> Requirement: Please transcribe the data below exactly. Leave the pictures out.

> Exercise material:

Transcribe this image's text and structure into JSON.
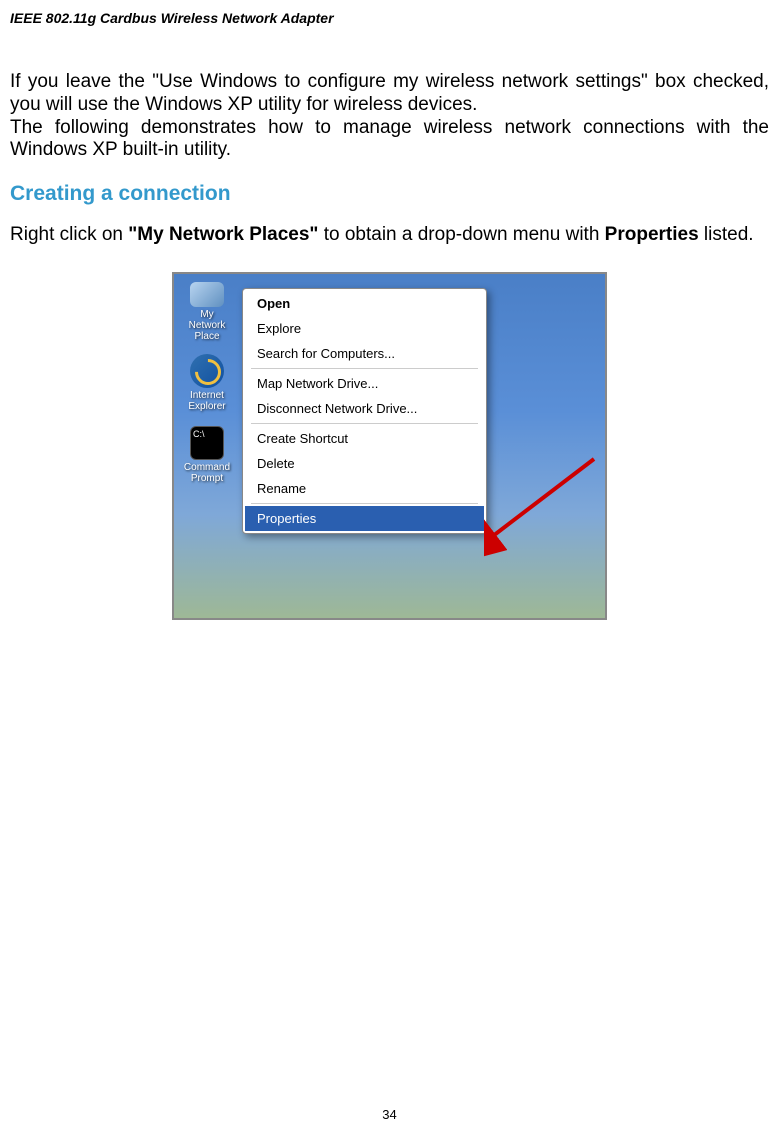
{
  "header": {
    "title": "IEEE 802.11g Cardbus Wireless Network Adapter"
  },
  "intro": {
    "line1": "If you leave the \"Use Windows to configure my wireless network settings\" box checked, you will use the Windows XP utility for wireless devices.",
    "line2": "The following demonstrates how to manage wireless network connections with the Windows XP built-in utility."
  },
  "section": {
    "heading": "Creating a connection"
  },
  "instruction": {
    "prefix": "Right click on ",
    "bold1": "\"My Network Places\"",
    "middle": " to obtain a drop-down menu with ",
    "bold2": "Properties",
    "suffix": " listed."
  },
  "desktop_icons": {
    "network": "My Network Place",
    "ie": "Internet Explorer",
    "cmd": "Command Prompt"
  },
  "context_menu": {
    "items": [
      {
        "label": "Open",
        "bold": true,
        "selected": false
      },
      {
        "label": "Explore",
        "bold": false,
        "selected": false
      },
      {
        "label": "Search for Computers...",
        "bold": false,
        "selected": false
      },
      {
        "separator": true
      },
      {
        "label": "Map Network Drive...",
        "bold": false,
        "selected": false
      },
      {
        "label": "Disconnect Network Drive...",
        "bold": false,
        "selected": false
      },
      {
        "separator": true
      },
      {
        "label": "Create Shortcut",
        "bold": false,
        "selected": false
      },
      {
        "label": "Delete",
        "bold": false,
        "selected": false
      },
      {
        "label": "Rename",
        "bold": false,
        "selected": false
      },
      {
        "separator": true
      },
      {
        "label": "Properties",
        "bold": false,
        "selected": true
      }
    ]
  },
  "page_number": "34"
}
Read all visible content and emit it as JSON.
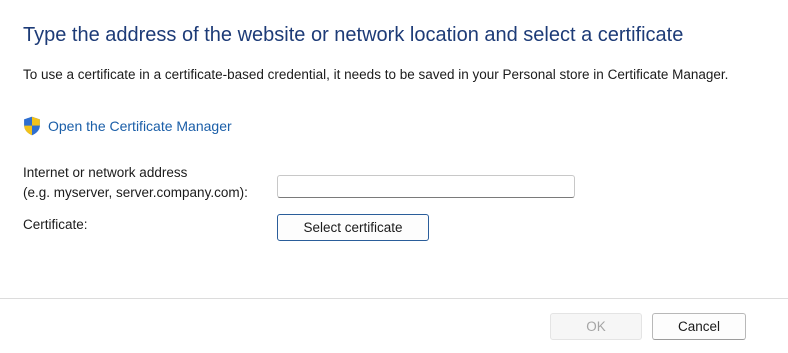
{
  "heading": "Type the address of the website or network location and select a certificate",
  "description": "To use a certificate in a certificate-based credential, it needs to be saved in your Personal store in Certificate Manager.",
  "cert_manager_link": {
    "icon": "uac-shield-icon",
    "label": "Open the Certificate Manager"
  },
  "address": {
    "label_line1": "Internet or network address",
    "label_line2": "(e.g. myserver, server.company.com):",
    "value": "",
    "placeholder": ""
  },
  "certificate": {
    "label": "Certificate:",
    "button_label": "Select certificate"
  },
  "footer": {
    "ok_label": "OK",
    "ok_enabled": false,
    "cancel_label": "Cancel"
  },
  "colors": {
    "heading": "#1d3b77",
    "link": "#1a5ea8",
    "shield_blue": "#2f6fd0",
    "shield_yellow": "#f2c21b"
  }
}
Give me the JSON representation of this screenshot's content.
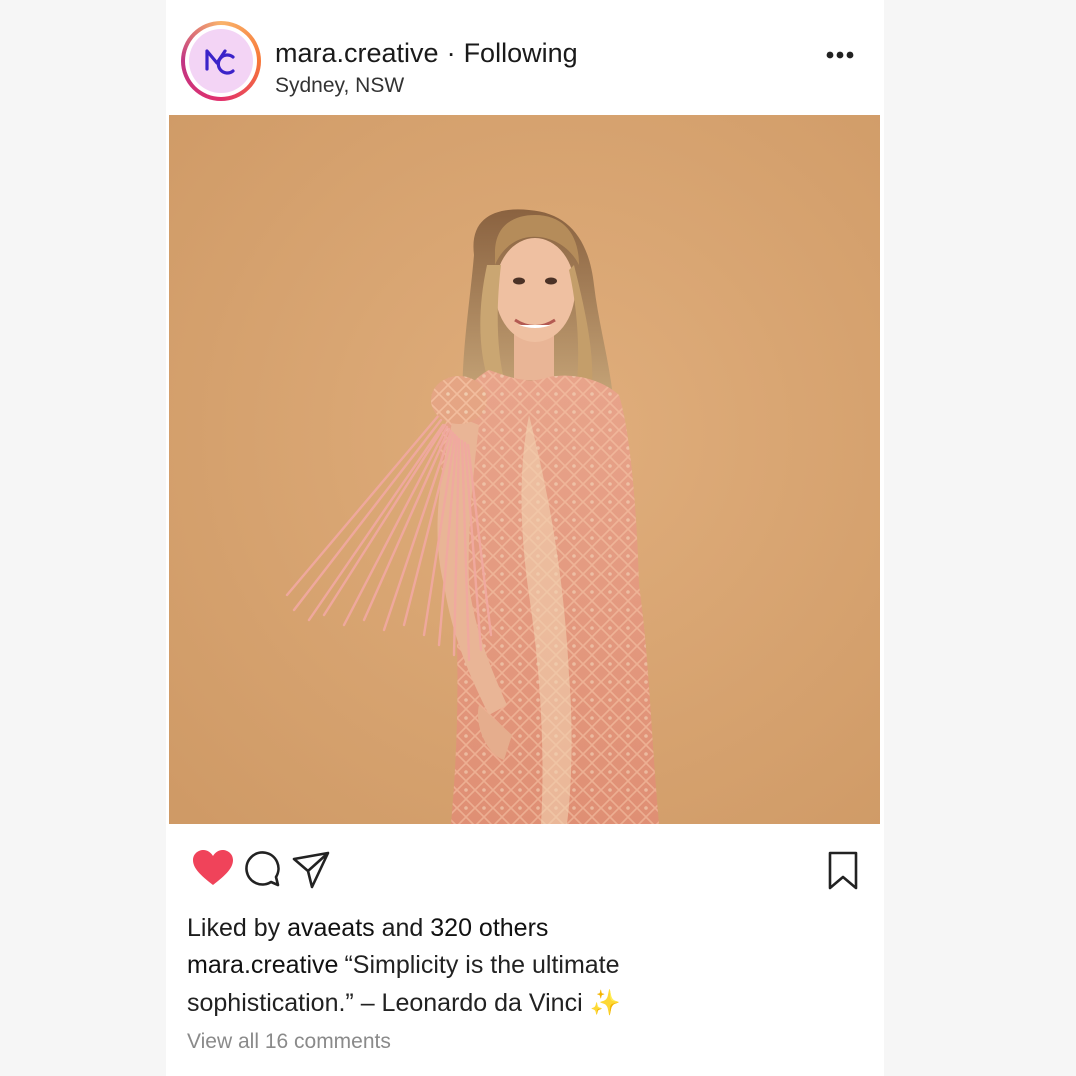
{
  "post": {
    "username": "mara.creative",
    "separator": "·",
    "follow_status": "Following",
    "location": "Sydney, NSW",
    "avatar_initials": "MC",
    "photo_alt": "",
    "liked_by_prefix": "Liked by",
    "liked_by_user": "avaeats",
    "liked_by_and": "and",
    "liked_by_others": "320 others",
    "caption_user": "mara.creative",
    "caption_text": "“Simplicity is the ultimate sophistication.” – Leonardo da Vinci ✨",
    "view_comments": "View all 16 comments"
  },
  "icons": {
    "more": "more-dots-icon",
    "like": "heart-icon",
    "comment": "comment-icon",
    "share": "paper-plane-icon",
    "save": "bookmark-icon"
  },
  "colors": {
    "like_active": "#f0435a",
    "avatar_bg": "#f3d4f5",
    "avatar_mark": "#3b23c9",
    "photo_bg": "#d9a571",
    "dress": "#e79c82"
  }
}
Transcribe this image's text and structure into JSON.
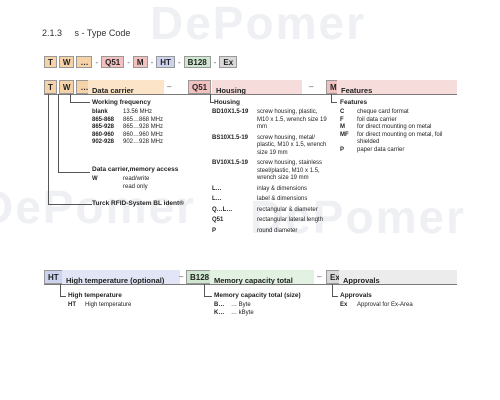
{
  "section": {
    "number": "2.1.3",
    "title": "s - Type Code"
  },
  "code_row": [
    "T",
    "W",
    "…",
    "-",
    "Q51",
    "-",
    "M",
    "-",
    "HT",
    "-",
    "B128",
    "-",
    "Ex"
  ],
  "watermark": "DePomer",
  "data_carrier": {
    "header_code": [
      "T",
      "W",
      "…"
    ],
    "label": "Data carrier",
    "working_frequency_title": "Working frequency",
    "frequencies": [
      {
        "code": "blank",
        "value": "13.56 MHz"
      },
      {
        "code": "865-868",
        "value": "865…868 MHz"
      },
      {
        "code": "865-928",
        "value": "865…928 MHz"
      },
      {
        "code": "860-960",
        "value": "860…960 MHz"
      },
      {
        "code": "902-928",
        "value": "902…928 MHz"
      }
    ],
    "memory_access_title": "Data carrier,memory access",
    "access": [
      {
        "code": "W",
        "value": "read/write"
      },
      {
        "code": "",
        "value": "read only"
      }
    ],
    "system_note": "Turck RFID-System BL ident®"
  },
  "housing": {
    "header_code": "Q51",
    "label": "Housing",
    "title": "Housing",
    "items": [
      {
        "code": "BD10X1.5-19",
        "value": "screw housing, plastic, M10 x 1.5, wrench size 19 mm"
      },
      {
        "code": "BS10X1.5-19",
        "value": "screw housing, metal/ plastic, M10 x 1.5, wrench size 19 mm"
      },
      {
        "code": "BV10X1.5-19",
        "value": "screw housing, stainless steel/plastic, M10 x 1.5, wrench size 19 mm"
      },
      {
        "code": "L…",
        "value": "inlay & dimensions"
      },
      {
        "code": "L…",
        "value": "label & dimensions"
      },
      {
        "code": "Q…L…",
        "value": "rectangular & diameter"
      },
      {
        "code": "Q51",
        "value": "rectangular lateral length"
      },
      {
        "code": "P",
        "value": "round diameter"
      }
    ]
  },
  "features": {
    "header_code": "M",
    "label": "Features",
    "title": "Features",
    "items": [
      {
        "code": "C",
        "value": "cheque card format"
      },
      {
        "code": "F",
        "value": "foil data carrier"
      },
      {
        "code": "M",
        "value": "for direct mounting on metal"
      },
      {
        "code": "MF",
        "value": "for direct mounting on metal, foil shielded"
      },
      {
        "code": "P",
        "value": "paper data carrier"
      }
    ]
  },
  "high_temp": {
    "header_code": "HT",
    "label": "High temperature (optional)",
    "title": "High temperature",
    "items": [
      {
        "code": "HT",
        "value": "High temperature"
      }
    ]
  },
  "memory": {
    "header_code": "B128",
    "label": "Memory capacity total",
    "title": "Memory capacity total (size)",
    "items": [
      {
        "code": "B…",
        "value": "… Byte"
      },
      {
        "code": "K…",
        "value": "… kByte"
      }
    ]
  },
  "approvals": {
    "header_code": "Ex",
    "label": "Approvals",
    "title": "Approvals",
    "items": [
      {
        "code": "Ex",
        "value": "Approval for Ex-Area"
      }
    ]
  }
}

> Written answer:
Transcribe this image's text and structure into JSON.
{
  "header": {
    "title": "IEEE 802.11g Cardbus Wireless Network Adapter"
  },
  "intro": {
    "line1": "If you leave the \"Use Windows to configure my wireless network settings\" box checked, you will use the Windows XP utility for wireless devices.",
    "line2": "The following demonstrates how to manage wireless network connections with the Windows XP built-in utility."
  },
  "section": {
    "heading": "Creating a connection"
  },
  "instruction": {
    "prefix": "Right click on ",
    "bold1": "\"My Network Places\"",
    "middle": " to obtain a drop-down menu with ",
    "bold2": "Properties",
    "suffix": " listed."
  },
  "desktop_icons": {
    "network": "My Network Place",
    "ie": "Internet Explorer",
    "cmd": "Command Prompt"
  },
  "context_menu": {
    "items": [
      {
        "label": "Open",
        "bold": true,
        "selected": false
      },
      {
        "label": "Explore",
        "bold": false,
        "selected": false
      },
      {
        "label": "Search for Computers...",
        "bold": false,
        "selected": false
      },
      {
        "separator": true
      },
      {
        "label": "Map Network Drive...",
        "bold": false,
        "selected": false
      },
      {
        "label": "Disconnect Network Drive...",
        "bold": false,
        "selected": false
      },
      {
        "separator": true
      },
      {
        "label": "Create Shortcut",
        "bold": false,
        "selected": false
      },
      {
        "label": "Delete",
        "bold": false,
        "selected": false
      },
      {
        "label": "Rename",
        "bold": false,
        "selected": false
      },
      {
        "separator": true
      },
      {
        "label": "Properties",
        "bold": false,
        "selected": true
      }
    ]
  },
  "page_number": "34"
}
Read all visible content and emit it as JSON.
{
  "heading": "Type the address of the website or network location and select a certificate",
  "description": "To use a certificate in a certificate-based credential, it needs to be saved in your Personal store in Certificate Manager.",
  "cert_manager_link": {
    "icon": "uac-shield-icon",
    "label": "Open the Certificate Manager"
  },
  "address": {
    "label_line1": "Internet or network address",
    "label_line2": "(e.g. myserver, server.company.com):",
    "value": "",
    "placeholder": ""
  },
  "certificate": {
    "label": "Certificate:",
    "button_label": "Select certificate"
  },
  "footer": {
    "ok_label": "OK",
    "ok_enabled": false,
    "cancel_label": "Cancel"
  },
  "colors": {
    "heading": "#1d3b77",
    "link": "#1a5ea8",
    "shield_blue": "#2f6fd0",
    "shield_yellow": "#f2c21b"
  }
}
Give me the JSON representation of this screenshot's content.
{
  "post": {
    "username": "mara.creative",
    "separator": "·",
    "follow_status": "Following",
    "location": "Sydney, NSW",
    "avatar_initials": "MC",
    "photo_alt": "",
    "liked_by_prefix": "Liked by",
    "liked_by_user": "avaeats",
    "liked_by_and": "and",
    "liked_by_others": "320 others",
    "caption_user": "mara.creative",
    "caption_text": "“Simplicity is the ultimate sophistication.” – Leonardo da Vinci ✨",
    "view_comments": "View all 16 comments"
  },
  "icons": {
    "more": "more-dots-icon",
    "like": "heart-icon",
    "comment": "comment-icon",
    "share": "paper-plane-icon",
    "save": "bookmark-icon"
  },
  "colors": {
    "like_active": "#f0435a",
    "avatar_bg": "#f3d4f5",
    "avatar_mark": "#3b23c9",
    "photo_bg": "#d9a571",
    "dress": "#e79c82"
  }
}
Transcribe this image's text and structure into JSON.
{
  "section": {
    "number": "2.1.3",
    "title": "s - Type Code"
  },
  "code_row": [
    "T",
    "W",
    "…",
    "-",
    "Q51",
    "-",
    "M",
    "-",
    "HT",
    "-",
    "B128",
    "-",
    "Ex"
  ],
  "watermark": "DePomer",
  "data_carrier": {
    "header_code": [
      "T",
      "W",
      "…"
    ],
    "label": "Data carrier",
    "working_frequency_title": "Working frequency",
    "frequencies": [
      {
        "code": "blank",
        "value": "13.56 MHz"
      },
      {
        "code": "865-868",
        "value": "865…868 MHz"
      },
      {
        "code": "865-928",
        "value": "865…928 MHz"
      },
      {
        "code": "860-960",
        "value": "860…960 MHz"
      },
      {
        "code": "902-928",
        "value": "902…928 MHz"
      }
    ],
    "memory_access_title": "Data carrier,memory access",
    "access": [
      {
        "code": "W",
        "value": "read/write"
      },
      {
        "code": "",
        "value": "read only"
      }
    ],
    "system_note": "Turck RFID-System BL ident®"
  },
  "housing": {
    "header_code": "Q51",
    "label": "Housing",
    "title": "Housing",
    "items": [
      {
        "code": "BD10X1.5-19",
        "value": "screw housing, plastic, M10 x 1.5, wrench size 19 mm"
      },
      {
        "code": "BS10X1.5-19",
        "value": "screw housing, metal/ plastic, M10 x 1.5, wrench size 19 mm"
      },
      {
        "code": "BV10X1.5-19",
        "value": "screw housing, stainless steel/plastic, M10 x 1.5, wrench size 19 mm"
      },
      {
        "code": "L…",
        "value": "inlay & dimensions"
      },
      {
        "code": "L…",
        "value": "label & dimensions"
      },
      {
        "code": "Q…L…",
        "value": "rectangular & diameter"
      },
      {
        "code": "Q51",
        "value": "rectangular lateral length"
      },
      {
        "code": "P",
        "value": "round diameter"
      }
    ]
  },
  "features": {
    "header_code": "M",
    "label": "Features",
    "title": "Features",
    "items": [
      {
        "code": "C",
        "value": "cheque card format"
      },
      {
        "code": "F",
        "value": "foil data carrier"
      },
      {
        "code": "M",
        "value": "for direct mounting on metal"
      },
      {
        "code": "MF",
        "value": "for direct mounting on metal, foil shielded"
      },
      {
        "code": "P",
        "value": "paper data carrier"
      }
    ]
  },
  "high_temp": {
    "header_code": "HT",
    "label": "High temperature (optional)",
    "title": "High temperature",
    "items": [
      {
        "code": "HT",
        "value": "High temperature"
      }
    ]
  },
  "memory": {
    "header_code": "B128",
    "label": "Memory capacity total",
    "title": "Memory capacity total (size)",
    "items": [
      {
        "code": "B…",
        "value": "… Byte"
      },
      {
        "code": "K…",
        "value": "… kByte"
      }
    ]
  },
  "approvals": {
    "header_code": "Ex",
    "label": "Approvals",
    "title": "Approvals",
    "items": [
      {
        "code": "Ex",
        "value": "Approval for Ex-Area"
      }
    ]
  }
}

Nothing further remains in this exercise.